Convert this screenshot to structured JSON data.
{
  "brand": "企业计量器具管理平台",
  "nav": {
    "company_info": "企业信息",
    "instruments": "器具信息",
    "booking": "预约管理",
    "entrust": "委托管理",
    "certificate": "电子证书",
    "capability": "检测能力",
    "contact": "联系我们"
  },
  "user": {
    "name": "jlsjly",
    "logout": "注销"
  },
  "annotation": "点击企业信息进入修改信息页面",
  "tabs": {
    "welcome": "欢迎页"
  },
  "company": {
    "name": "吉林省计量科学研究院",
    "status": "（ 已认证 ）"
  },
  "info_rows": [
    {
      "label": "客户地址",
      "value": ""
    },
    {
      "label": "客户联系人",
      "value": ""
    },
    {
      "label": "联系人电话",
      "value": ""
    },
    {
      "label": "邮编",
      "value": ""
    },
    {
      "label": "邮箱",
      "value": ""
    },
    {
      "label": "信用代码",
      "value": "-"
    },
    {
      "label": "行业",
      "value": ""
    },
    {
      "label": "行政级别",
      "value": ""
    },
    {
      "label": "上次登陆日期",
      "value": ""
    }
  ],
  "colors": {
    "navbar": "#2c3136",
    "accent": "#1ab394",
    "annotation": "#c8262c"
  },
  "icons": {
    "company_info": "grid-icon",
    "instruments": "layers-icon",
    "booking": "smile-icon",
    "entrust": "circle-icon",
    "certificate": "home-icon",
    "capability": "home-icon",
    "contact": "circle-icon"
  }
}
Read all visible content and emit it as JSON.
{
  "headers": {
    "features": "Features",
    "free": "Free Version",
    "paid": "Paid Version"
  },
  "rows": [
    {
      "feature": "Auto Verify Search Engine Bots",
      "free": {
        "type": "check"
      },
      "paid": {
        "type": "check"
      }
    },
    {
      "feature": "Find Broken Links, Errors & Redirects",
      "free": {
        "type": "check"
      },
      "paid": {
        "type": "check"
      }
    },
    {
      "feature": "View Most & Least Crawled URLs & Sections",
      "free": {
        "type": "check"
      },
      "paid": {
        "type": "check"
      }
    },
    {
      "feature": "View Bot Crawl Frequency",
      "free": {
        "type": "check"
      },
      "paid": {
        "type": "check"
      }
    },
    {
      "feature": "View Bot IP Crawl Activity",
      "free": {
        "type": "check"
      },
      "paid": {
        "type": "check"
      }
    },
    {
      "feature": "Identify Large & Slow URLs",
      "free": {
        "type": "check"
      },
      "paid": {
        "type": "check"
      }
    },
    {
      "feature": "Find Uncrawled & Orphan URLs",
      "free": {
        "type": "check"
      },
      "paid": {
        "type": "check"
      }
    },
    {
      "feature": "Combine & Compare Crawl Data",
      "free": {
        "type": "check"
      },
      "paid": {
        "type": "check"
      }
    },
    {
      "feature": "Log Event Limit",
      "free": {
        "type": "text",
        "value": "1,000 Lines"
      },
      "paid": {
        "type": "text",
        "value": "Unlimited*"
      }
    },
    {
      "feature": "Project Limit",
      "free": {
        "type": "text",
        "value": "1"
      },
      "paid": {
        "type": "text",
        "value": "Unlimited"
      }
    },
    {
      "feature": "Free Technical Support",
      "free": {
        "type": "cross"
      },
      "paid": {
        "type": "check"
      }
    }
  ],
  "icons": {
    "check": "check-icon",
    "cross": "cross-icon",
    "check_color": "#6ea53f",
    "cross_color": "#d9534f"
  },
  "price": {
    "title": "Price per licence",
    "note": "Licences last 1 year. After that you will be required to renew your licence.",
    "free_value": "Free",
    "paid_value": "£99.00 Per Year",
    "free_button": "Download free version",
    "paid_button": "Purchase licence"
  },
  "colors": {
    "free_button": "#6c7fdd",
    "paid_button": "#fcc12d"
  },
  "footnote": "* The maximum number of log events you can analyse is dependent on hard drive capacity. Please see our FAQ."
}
______________________________
◆ **GOAL**: Retype all the records, matching them exactly.

◆ **CORRECT RESPONSE**:
Convert this screenshot to structured JSON data.
{
  "brand": "企业计量器具管理平台",
  "nav": {
    "company_info": "企业信息",
    "instruments": "器具信息",
    "booking": "预约管理",
    "entrust": "委托管理",
    "certificate": "电子证书",
    "capability": "检测能力",
    "contact": "联系我们"
  },
  "user": {
    "name": "jlsjly",
    "logout": "注销"
  },
  "annotation": "点击企业信息进入修改信息页面",
  "tabs": {
    "welcome": "欢迎页"
  },
  "company": {
    "name": "吉林省计量科学研究院",
    "status": "（ 已认证 ）"
  },
  "info_rows": [
    {
      "label": "客户地址",
      "value": ""
    },
    {
      "label": "客户联系人",
      "value": ""
    },
    {
      "label": "联系人电话",
      "value": ""
    },
    {
      "label": "邮编",
      "value": ""
    },
    {
      "label": "邮箱",
      "value": ""
    },
    {
      "label": "信用代码",
      "value": "-"
    },
    {
      "label": "行业",
      "value": ""
    },
    {
      "label": "行政级别",
      "value": ""
    },
    {
      "label": "上次登陆日期",
      "value": ""
    }
  ],
  "colors": {
    "navbar": "#2c3136",
    "accent": "#1ab394",
    "annotation": "#c8262c"
  },
  "icons": {
    "company_info": "grid-icon",
    "instruments": "layers-icon",
    "booking": "smile-icon",
    "entrust": "circle-icon",
    "certificate": "home-icon",
    "capability": "home-icon",
    "contact": "circle-icon"
  }
}
Read all visible content and emit it as JSON.
{
  "headers": {
    "features": "Features",
    "free": "Free Version",
    "paid": "Paid Version"
  },
  "rows": [
    {
      "feature": "Auto Verify Search Engine Bots",
      "free": {
        "type": "check"
      },
      "paid": {
        "type": "check"
      }
    },
    {
      "feature": "Find Broken Links, Errors & Redirects",
      "free": {
        "type": "check"
      },
      "paid": {
        "type": "check"
      }
    },
    {
      "feature": "View Most & Least Crawled URLs & Sections",
      "free": {
        "type": "check"
      },
      "paid": {
        "type": "check"
      }
    },
    {
      "feature": "View Bot Crawl Frequency",
      "free": {
        "type": "check"
      },
      "paid": {
        "type": "check"
      }
    },
    {
      "feature": "View Bot IP Crawl Activity",
      "free": {
        "type": "check"
      },
      "paid": {
        "type": "check"
      }
    },
    {
      "feature": "Identify Large & Slow URLs",
      "free": {
        "type": "check"
      },
      "paid": {
        "type": "check"
      }
    },
    {
      "feature": "Find Uncrawled & Orphan URLs",
      "free": {
        "type": "check"
      },
      "paid": {
        "type": "check"
      }
    },
    {
      "feature": "Combine & Compare Crawl Data",
      "free": {
        "type": "check"
      },
      "paid": {
        "type": "check"
      }
    },
    {
      "feature": "Log Event Limit",
      "free": {
        "type": "text",
        "value": "1,000 Lines"
      },
      "paid": {
        "type": "text",
        "value": "Unlimited*"
      }
    },
    {
      "feature": "Project Limit",
      "free": {
        "type": "text",
        "value": "1"
      },
      "paid": {
        "type": "text",
        "value": "Unlimited"
      }
    },
    {
      "feature": "Free Technical Support",
      "free": {
        "type": "cross"
      },
      "paid": {
        "type": "check"
      }
    }
  ],
  "icons": {
    "check": "check-icon",
    "cross": "cross-icon",
    "check_color": "#6ea53f",
    "cross_color": "#d9534f"
  },
  "price": {
    "title": "Price per licence",
    "note": "Licences last 1 year. After that you will be required to renew your licence.",
    "free_value": "Free",
    "paid_value": "£99.00 Per Year",
    "free_button": "Download free version",
    "paid_button": "Purchase licence"
  },
  "colors": {
    "free_button": "#6c7fdd",
    "paid_button": "#fcc12d"
  },
  "footnote": "* The maximum number of log events you can analyse is dependent on hard drive capacity. Please see our FAQ."
}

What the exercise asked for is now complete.